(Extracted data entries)
┌────────
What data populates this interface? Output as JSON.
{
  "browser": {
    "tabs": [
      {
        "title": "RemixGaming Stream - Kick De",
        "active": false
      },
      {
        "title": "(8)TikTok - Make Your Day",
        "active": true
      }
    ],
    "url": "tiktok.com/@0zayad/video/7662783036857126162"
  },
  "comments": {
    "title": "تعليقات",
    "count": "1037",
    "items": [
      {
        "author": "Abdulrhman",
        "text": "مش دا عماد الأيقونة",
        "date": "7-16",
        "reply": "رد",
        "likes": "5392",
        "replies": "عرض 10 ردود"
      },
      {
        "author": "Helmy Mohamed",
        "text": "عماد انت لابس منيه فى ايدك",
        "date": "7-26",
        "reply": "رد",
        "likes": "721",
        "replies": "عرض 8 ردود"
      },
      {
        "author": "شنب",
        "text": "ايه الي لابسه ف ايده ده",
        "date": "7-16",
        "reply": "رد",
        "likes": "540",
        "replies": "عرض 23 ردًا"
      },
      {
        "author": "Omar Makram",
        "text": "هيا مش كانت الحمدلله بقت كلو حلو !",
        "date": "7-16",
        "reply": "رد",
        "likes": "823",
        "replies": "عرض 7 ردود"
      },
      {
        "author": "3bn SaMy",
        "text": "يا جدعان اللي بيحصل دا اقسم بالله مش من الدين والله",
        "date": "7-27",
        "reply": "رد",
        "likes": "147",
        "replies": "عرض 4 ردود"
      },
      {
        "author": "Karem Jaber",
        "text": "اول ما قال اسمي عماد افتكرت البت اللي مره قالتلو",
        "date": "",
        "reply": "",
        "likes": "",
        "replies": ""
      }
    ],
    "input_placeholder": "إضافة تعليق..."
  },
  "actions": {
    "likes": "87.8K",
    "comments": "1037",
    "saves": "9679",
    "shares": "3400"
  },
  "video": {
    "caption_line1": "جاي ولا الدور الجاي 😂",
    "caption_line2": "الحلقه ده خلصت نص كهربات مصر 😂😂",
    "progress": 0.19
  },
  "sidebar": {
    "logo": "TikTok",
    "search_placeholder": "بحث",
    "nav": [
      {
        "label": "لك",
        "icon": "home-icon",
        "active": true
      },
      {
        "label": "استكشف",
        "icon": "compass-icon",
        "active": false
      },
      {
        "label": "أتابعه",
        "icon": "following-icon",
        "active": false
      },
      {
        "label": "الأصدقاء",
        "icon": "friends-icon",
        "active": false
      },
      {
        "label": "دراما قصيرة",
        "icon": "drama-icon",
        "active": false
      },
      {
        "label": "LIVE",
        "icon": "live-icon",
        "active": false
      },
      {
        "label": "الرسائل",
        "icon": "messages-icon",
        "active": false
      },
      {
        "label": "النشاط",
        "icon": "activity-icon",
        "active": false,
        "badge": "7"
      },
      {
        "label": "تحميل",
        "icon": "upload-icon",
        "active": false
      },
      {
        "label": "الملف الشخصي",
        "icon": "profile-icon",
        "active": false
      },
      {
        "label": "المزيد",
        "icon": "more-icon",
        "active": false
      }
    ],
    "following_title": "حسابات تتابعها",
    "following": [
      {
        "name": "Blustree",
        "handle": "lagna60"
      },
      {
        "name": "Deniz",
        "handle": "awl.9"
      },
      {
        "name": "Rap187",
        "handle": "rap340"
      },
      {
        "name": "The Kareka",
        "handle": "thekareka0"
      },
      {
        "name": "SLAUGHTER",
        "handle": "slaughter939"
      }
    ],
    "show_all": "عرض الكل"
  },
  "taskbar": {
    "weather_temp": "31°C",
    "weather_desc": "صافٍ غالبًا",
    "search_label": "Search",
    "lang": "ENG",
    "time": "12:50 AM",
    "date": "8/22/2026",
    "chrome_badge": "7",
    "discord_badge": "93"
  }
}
└────────
*OBJECTIVE*: Take the entries and copy them out exactly.

*CORRECT ANSWER*:
What data populates this interface? Output as JSON.
{
  "browser": {
    "tabs": [
      {
        "title": "RemixGaming Stream - Kick De",
        "active": false
      },
      {
        "title": "(8)TikTok - Make Your Day",
        "active": true
      }
    ],
    "url": "tiktok.com/@0zayad/video/7662783036857126162"
  },
  "comments": {
    "title": "تعليقات",
    "count": "1037",
    "items": [
      {
        "author": "Abdulrhman",
        "text": "مش دا عماد الأيقونة",
        "date": "7-16",
        "reply": "رد",
        "likes": "5392",
        "replies": "عرض 10 ردود"
      },
      {
        "author": "Helmy Mohamed",
        "text": "عماد انت لابس منيه فى ايدك",
        "date": "7-26",
        "reply": "رد",
        "likes": "721",
        "replies": "عرض 8 ردود"
      },
      {
        "author": "شنب",
        "text": "ايه الي لابسه ف ايده ده",
        "date": "7-16",
        "reply": "رد",
        "likes": "540",
        "replies": "عرض 23 ردًا"
      },
      {
        "author": "Omar Makram",
        "text": "هيا مش كانت الحمدلله بقت كلو حلو !",
        "date": "7-16",
        "reply": "رد",
        "likes": "823",
        "replies": "عرض 7 ردود"
      },
      {
        "author": "3bn SaMy",
        "text": "يا جدعان اللي بيحصل دا اقسم بالله مش من الدين والله",
        "date": "7-27",
        "reply": "رد",
        "likes": "147",
        "replies": "عرض 4 ردود"
      },
      {
        "author": "Karem Jaber",
        "text": "اول ما قال اسمي عماد افتكرت البت اللي مره قالتلو",
        "date": "",
        "reply": "",
        "likes": "",
        "replies": ""
      }
    ],
    "input_placeholder": "إضافة تعليق..."
  },
  "actions": {
    "likes": "87.8K",
    "comments": "1037",
    "saves": "9679",
    "shares": "3400"
  },
  "video": {
    "caption_line1": "جاي ولا الدور الجاي 😂",
    "caption_line2": "الحلقه ده خلصت نص كهربات مصر 😂😂",
    "progress": 0.19
  },
  "sidebar": {
    "logo": "TikTok",
    "search_placeholder": "بحث",
    "nav": [
      {
        "label": "لك",
        "icon": "home-icon",
        "active": true
      },
      {
        "label": "استكشف",
        "icon": "compass-icon",
        "active": false
      },
      {
        "label": "أتابعه",
        "icon": "following-icon",
        "active": false
      },
      {
        "label": "الأصدقاء",
        "icon": "friends-icon",
        "active": false
      },
      {
        "label": "دراما قصيرة",
        "icon": "drama-icon",
        "active": false
      },
      {
        "label": "LIVE",
        "icon": "live-icon",
        "active": false
      },
      {
        "label": "الرسائل",
        "icon": "messages-icon",
        "active": false
      },
      {
        "label": "النشاط",
        "icon": "activity-icon",
        "active": false,
        "badge": "7"
      },
      {
        "label": "تحميل",
        "icon": "upload-icon",
        "active": false
      },
      {
        "label": "الملف الشخصي",
        "icon": "profile-icon",
        "active": false
      },
      {
        "label": "المزيد",
        "icon": "more-icon",
        "active": false
      }
    ],
    "following_title": "حسابات تتابعها",
    "following": [
      {
        "name": "Blustree",
        "handle": "lagna60"
      },
      {
        "name": "Deniz",
        "handle": "awl.9"
      },
      {
        "name": "Rap187",
        "handle": "rap340"
      },
      {
        "name": "The Kareka",
        "handle": "thekareka0"
      },
      {
        "name": "SLAUGHTER",
        "handle": "slaughter939"
      }
    ],
    "show_all": "عرض الكل"
  },
  "taskbar": {
    "weather_temp": "31°C",
    "weather_desc": "صافٍ غالبًا",
    "search_label": "Search",
    "lang": "ENG",
    "time": "12:50 AM",
    "date": "8/22/2026",
    "chrome_badge": "7",
    "discord_badge": "93"
  }
}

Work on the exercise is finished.